**What you should do**: Starting with the first line of the data and going on through the line containing "app-window: Velix Accedi", recast those lines as a Markdown table with a Row column holding the row number and a Line column holding the line, omitting blank lines.

===============

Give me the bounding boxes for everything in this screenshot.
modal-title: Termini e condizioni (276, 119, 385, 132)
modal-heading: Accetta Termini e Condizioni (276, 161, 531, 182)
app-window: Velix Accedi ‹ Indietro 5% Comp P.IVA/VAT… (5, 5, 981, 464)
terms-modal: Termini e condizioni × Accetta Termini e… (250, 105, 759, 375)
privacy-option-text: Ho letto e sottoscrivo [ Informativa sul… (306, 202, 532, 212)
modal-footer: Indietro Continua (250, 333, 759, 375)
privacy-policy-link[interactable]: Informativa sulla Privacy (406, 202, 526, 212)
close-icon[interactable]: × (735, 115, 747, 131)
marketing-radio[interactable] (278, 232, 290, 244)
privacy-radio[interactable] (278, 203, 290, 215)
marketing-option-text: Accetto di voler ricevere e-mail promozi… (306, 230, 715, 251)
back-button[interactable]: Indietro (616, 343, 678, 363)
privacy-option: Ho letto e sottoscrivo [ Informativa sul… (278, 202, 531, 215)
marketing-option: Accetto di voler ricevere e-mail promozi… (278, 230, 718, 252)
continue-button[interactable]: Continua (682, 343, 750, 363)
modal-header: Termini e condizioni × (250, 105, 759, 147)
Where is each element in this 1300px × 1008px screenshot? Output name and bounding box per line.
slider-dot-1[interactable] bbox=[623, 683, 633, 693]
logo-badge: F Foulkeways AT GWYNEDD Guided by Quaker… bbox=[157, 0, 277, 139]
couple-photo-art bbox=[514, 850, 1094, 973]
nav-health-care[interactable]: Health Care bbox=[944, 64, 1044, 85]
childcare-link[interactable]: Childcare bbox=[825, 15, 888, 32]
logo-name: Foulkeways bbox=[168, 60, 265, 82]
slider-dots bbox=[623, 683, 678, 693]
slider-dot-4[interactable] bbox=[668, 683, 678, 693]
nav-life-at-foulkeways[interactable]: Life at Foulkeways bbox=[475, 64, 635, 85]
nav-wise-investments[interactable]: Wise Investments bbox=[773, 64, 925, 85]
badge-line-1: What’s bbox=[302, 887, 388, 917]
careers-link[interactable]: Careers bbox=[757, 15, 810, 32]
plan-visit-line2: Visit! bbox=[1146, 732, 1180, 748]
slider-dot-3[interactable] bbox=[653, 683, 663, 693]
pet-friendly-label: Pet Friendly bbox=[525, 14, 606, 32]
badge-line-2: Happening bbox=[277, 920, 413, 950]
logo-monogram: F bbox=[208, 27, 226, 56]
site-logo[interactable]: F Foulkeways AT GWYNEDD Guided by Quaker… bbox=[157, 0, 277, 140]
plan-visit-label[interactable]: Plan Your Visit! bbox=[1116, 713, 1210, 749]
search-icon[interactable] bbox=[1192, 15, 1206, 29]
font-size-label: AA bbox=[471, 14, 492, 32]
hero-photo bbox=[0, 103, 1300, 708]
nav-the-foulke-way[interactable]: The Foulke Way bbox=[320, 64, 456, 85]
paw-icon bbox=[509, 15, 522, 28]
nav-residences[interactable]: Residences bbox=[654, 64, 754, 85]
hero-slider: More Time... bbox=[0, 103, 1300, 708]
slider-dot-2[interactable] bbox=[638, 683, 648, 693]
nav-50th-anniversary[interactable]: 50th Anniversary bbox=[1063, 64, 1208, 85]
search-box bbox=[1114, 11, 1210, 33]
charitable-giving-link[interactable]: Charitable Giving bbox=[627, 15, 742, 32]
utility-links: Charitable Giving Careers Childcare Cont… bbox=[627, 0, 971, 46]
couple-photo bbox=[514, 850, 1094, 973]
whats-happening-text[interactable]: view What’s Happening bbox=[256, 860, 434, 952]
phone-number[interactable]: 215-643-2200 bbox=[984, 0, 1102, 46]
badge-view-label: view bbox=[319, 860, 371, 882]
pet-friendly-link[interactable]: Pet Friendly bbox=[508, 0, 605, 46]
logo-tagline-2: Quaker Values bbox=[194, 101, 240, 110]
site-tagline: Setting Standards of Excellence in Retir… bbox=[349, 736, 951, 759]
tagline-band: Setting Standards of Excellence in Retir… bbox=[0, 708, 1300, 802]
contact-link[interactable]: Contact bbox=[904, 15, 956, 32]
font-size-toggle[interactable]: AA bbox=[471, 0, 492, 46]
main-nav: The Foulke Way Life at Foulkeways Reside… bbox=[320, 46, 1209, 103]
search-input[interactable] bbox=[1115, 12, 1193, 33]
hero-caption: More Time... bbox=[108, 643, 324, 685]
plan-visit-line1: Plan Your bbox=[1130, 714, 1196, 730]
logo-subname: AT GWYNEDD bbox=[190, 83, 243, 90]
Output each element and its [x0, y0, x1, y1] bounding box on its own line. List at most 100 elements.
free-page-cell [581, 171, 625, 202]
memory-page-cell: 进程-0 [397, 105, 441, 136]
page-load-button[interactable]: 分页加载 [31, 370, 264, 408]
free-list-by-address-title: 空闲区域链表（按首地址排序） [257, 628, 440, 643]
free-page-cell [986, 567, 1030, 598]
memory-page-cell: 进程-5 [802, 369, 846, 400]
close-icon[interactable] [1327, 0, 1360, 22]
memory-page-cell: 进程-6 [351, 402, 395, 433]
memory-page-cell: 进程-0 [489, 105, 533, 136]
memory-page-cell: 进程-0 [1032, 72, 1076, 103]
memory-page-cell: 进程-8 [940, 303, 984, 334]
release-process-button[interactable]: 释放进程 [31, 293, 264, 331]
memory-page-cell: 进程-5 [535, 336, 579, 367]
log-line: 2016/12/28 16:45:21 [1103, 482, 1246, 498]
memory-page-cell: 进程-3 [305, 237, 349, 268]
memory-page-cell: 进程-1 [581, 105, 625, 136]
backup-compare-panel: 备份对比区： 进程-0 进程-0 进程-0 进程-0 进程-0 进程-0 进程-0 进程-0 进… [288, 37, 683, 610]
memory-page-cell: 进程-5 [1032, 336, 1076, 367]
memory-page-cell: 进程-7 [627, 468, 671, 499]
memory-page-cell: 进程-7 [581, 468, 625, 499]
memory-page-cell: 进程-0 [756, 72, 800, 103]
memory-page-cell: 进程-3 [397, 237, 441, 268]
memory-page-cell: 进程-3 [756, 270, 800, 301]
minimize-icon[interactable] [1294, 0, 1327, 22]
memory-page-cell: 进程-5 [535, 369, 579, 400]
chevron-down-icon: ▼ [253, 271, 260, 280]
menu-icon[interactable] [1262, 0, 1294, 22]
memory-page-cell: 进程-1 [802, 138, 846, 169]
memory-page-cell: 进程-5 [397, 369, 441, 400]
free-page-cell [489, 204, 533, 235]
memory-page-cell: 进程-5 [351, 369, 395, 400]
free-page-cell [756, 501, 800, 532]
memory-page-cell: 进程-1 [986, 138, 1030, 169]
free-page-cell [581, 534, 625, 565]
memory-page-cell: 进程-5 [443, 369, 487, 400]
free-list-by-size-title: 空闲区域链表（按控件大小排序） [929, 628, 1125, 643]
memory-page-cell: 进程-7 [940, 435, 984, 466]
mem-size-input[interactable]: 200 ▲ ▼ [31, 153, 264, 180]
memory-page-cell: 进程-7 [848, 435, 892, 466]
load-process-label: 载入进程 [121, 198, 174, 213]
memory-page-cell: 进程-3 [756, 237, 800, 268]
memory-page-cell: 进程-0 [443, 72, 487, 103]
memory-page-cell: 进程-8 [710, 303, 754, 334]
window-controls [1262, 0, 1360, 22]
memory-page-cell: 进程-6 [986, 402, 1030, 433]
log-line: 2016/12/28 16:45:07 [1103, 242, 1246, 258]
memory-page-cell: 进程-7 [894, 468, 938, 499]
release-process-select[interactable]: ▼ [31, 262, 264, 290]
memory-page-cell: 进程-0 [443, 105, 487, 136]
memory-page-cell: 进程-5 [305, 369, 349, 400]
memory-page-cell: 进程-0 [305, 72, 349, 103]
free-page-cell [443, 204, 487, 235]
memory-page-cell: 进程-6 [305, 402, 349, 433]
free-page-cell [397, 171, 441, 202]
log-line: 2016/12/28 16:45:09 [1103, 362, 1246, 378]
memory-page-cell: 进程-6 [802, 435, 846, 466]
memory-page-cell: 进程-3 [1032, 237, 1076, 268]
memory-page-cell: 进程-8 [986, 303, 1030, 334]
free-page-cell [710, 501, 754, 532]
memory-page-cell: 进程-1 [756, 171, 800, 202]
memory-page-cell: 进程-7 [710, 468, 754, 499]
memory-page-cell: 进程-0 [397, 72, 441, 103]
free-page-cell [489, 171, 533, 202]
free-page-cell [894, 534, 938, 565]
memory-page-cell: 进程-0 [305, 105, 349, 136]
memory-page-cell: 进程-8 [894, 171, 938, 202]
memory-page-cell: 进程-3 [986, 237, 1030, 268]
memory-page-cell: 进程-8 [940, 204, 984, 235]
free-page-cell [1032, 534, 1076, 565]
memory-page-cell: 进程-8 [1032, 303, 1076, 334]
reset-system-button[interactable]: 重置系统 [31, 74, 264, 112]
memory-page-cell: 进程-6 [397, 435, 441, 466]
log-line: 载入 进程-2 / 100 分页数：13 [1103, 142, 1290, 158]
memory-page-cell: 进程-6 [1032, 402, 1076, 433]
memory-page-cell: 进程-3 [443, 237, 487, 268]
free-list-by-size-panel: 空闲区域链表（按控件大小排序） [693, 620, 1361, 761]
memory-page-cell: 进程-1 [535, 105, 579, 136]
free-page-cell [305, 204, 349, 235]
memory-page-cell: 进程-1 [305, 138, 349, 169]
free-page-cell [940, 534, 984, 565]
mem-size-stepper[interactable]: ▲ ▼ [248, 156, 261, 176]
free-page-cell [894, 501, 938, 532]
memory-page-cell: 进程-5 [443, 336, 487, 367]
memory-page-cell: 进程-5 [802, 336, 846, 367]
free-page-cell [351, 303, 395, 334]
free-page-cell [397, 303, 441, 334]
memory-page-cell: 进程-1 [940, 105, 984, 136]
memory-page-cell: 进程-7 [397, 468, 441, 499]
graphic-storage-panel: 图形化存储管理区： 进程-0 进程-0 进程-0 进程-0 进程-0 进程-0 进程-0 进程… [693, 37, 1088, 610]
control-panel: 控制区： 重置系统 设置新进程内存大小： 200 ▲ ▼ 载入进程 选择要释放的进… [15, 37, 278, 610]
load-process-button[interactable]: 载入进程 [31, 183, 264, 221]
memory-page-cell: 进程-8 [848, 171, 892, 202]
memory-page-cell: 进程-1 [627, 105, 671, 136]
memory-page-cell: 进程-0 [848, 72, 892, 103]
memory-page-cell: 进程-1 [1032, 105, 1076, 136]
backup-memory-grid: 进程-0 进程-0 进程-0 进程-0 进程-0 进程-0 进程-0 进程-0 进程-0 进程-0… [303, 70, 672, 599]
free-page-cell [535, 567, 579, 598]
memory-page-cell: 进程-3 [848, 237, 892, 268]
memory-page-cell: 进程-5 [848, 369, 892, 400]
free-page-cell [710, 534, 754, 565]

===============

**Answer for this exercise**:
| Row | Line |
|---|---|
| 1 | Give me the bounding boxes for everything in this screenshot. |
| 2 | modal-title: Termini e condizioni (276, 119, 385, 132) |
| 3 | modal-heading: Accetta Termini e Condizioni (276, 161, 531, 182) |
| 4 | app-window: Velix Accedi ‹ Indietro 5% Comp P.IVA/VAT… (5, 5, 981, 464) |